-- START OF RECORD LIST --
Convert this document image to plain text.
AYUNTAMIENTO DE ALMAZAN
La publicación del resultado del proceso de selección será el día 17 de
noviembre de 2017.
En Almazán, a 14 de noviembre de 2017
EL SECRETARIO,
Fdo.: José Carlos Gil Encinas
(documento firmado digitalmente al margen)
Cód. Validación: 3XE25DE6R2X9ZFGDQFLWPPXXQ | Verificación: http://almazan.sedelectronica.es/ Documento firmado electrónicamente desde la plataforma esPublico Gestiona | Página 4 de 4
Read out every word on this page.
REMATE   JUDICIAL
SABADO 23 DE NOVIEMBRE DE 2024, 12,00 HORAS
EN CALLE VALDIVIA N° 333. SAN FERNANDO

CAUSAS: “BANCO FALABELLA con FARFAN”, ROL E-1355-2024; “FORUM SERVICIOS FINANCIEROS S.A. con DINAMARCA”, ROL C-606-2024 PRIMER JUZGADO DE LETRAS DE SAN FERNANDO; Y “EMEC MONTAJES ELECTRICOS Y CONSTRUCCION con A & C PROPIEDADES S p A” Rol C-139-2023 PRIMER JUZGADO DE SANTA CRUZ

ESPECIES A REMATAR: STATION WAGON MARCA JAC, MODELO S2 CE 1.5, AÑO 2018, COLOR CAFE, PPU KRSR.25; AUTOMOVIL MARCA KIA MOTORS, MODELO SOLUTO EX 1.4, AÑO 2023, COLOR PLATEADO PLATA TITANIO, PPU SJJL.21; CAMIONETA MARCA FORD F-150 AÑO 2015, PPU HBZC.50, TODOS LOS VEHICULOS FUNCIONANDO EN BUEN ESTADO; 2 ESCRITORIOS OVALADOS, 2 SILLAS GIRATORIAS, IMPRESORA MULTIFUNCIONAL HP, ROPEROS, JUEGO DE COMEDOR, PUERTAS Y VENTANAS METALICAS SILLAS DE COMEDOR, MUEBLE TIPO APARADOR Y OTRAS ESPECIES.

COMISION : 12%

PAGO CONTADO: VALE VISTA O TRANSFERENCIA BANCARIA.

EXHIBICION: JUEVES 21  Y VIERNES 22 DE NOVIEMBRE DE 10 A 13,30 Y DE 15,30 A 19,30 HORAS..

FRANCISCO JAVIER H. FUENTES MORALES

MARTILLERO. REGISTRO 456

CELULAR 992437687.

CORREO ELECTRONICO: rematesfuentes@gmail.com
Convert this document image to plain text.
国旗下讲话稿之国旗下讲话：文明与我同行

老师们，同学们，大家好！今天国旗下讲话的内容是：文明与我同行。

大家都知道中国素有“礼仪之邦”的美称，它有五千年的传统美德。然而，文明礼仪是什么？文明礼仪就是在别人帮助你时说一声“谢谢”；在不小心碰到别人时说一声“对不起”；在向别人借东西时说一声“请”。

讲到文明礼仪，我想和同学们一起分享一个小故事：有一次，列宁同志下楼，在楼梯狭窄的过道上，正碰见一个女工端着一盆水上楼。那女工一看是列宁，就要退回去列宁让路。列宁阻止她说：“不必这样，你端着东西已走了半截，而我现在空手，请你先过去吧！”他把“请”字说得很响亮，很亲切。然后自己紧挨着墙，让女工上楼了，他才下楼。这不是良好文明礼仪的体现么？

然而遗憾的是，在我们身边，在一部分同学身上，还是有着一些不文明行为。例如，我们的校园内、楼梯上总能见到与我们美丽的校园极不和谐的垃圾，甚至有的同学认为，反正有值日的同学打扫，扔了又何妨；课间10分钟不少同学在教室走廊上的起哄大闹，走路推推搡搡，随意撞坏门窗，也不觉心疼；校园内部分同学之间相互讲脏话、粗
-- END OF RECORD LIST --
» WHAT YOU ARE ASKED TO DO
Reproduce the full listing word for word.

» OUTPUT BELOW
Convert this document image to plain text.
AYUNTAMIENTO DE ALMAZAN
La publicación del resultado del proceso de selección será el día 17 de
noviembre de 2017.
En Almazán, a 14 de noviembre de 2017
EL SECRETARIO,
Fdo.: José Carlos Gil Encinas
(documento firmado digitalmente al margen)
Cód. Validación: 3XE25DE6R2X9ZFGDQFLWPPXXQ | Verificación: http://almazan.sedelectronica.es/ Documento firmado electrónicamente desde la plataforma esPublico Gestiona | Página 4 de 4
Read out every word on this page.
REMATE   JUDICIAL
SABADO 23 DE NOVIEMBRE DE 2024, 12,00 HORAS
EN CALLE VALDIVIA N° 333. SAN FERNANDO

CAUSAS: “BANCO FALABELLA con FARFAN”, ROL E-1355-2024; “FORUM SERVICIOS FINANCIEROS S.A. con DINAMARCA”, ROL C-606-2024 PRIMER JUZGADO DE LETRAS DE SAN FERNANDO; Y “EMEC MONTAJES ELECTRICOS Y CONSTRUCCION con A & C PROPIEDADES S p A” Rol C-139-2023 PRIMER JUZGADO DE SANTA CRUZ

ESPECIES A REMATAR: STATION WAGON MARCA JAC, MODELO S2 CE 1.5, AÑO 2018, COLOR CAFE, PPU KRSR.25; AUTOMOVIL MARCA KIA MOTORS, MODELO SOLUTO EX 1.4, AÑO 2023, COLOR PLATEADO PLATA TITANIO, PPU SJJL.21; CAMIONETA MARCA FORD F-150 AÑO 2015, PPU HBZC.50, TODOS LOS VEHICULOS FUNCIONANDO EN BUEN ESTADO; 2 ESCRITORIOS OVALADOS, 2 SILLAS GIRATORIAS, IMPRESORA MULTIFUNCIONAL HP, ROPEROS, JUEGO DE COMEDOR, PUERTAS Y VENTANAS METALICAS SILLAS DE COMEDOR, MUEBLE TIPO APARADOR Y OTRAS ESPECIES.

COMISION : 12%

PAGO CONTADO: VALE VISTA O TRANSFERENCIA BANCARIA.

EXHIBICION: JUEVES 21  Y VIERNES 22 DE NOVIEMBRE DE 10 A 13,30 Y DE 15,30 A 19,30 HORAS..

FRANCISCO JAVIER H. FUENTES MORALES

MARTILLERO. REGISTRO 456

CELULAR 992437687.

CORREO ELECTRONICO: rematesfuentes@gmail.com
Convert this document image to plain text.
国旗下讲话稿之国旗下讲话：文明与我同行

老师们，同学们，大家好！今天国旗下讲话的内容是：文明与我同行。

大家都知道中国素有“礼仪之邦”的美称，它有五千年的传统美德。然而，文明礼仪是什么？文明礼仪就是在别人帮助你时说一声“谢谢”；在不小心碰到别人时说一声“对不起”；在向别人借东西时说一声“请”。

讲到文明礼仪，我想和同学们一起分享一个小故事：有一次，列宁同志下楼，在楼梯狭窄的过道上，正碰见一个女工端着一盆水上楼。那女工一看是列宁，就要退回去列宁让路。列宁阻止她说：“不必这样，你端着东西已走了半截，而我现在空手，请你先过去吧！”他把“请”字说得很响亮，很亲切。然后自己紧挨着墙，让女工上楼了，他才下楼。这不是良好文明礼仪的体现么？

然而遗憾的是，在我们身边，在一部分同学身上，还是有着一些不文明行为。例如，我们的校园内、楼梯上总能见到与我们美丽的校园极不和谐的垃圾，甚至有的同学认为，反正有值日的同学打扫，扔了又何妨；课间10分钟不少同学在教室走廊上的起哄大闹，走路推推搡搡，随意撞坏门窗，也不觉心疼；校园内部分同学之间相互讲脏话、粗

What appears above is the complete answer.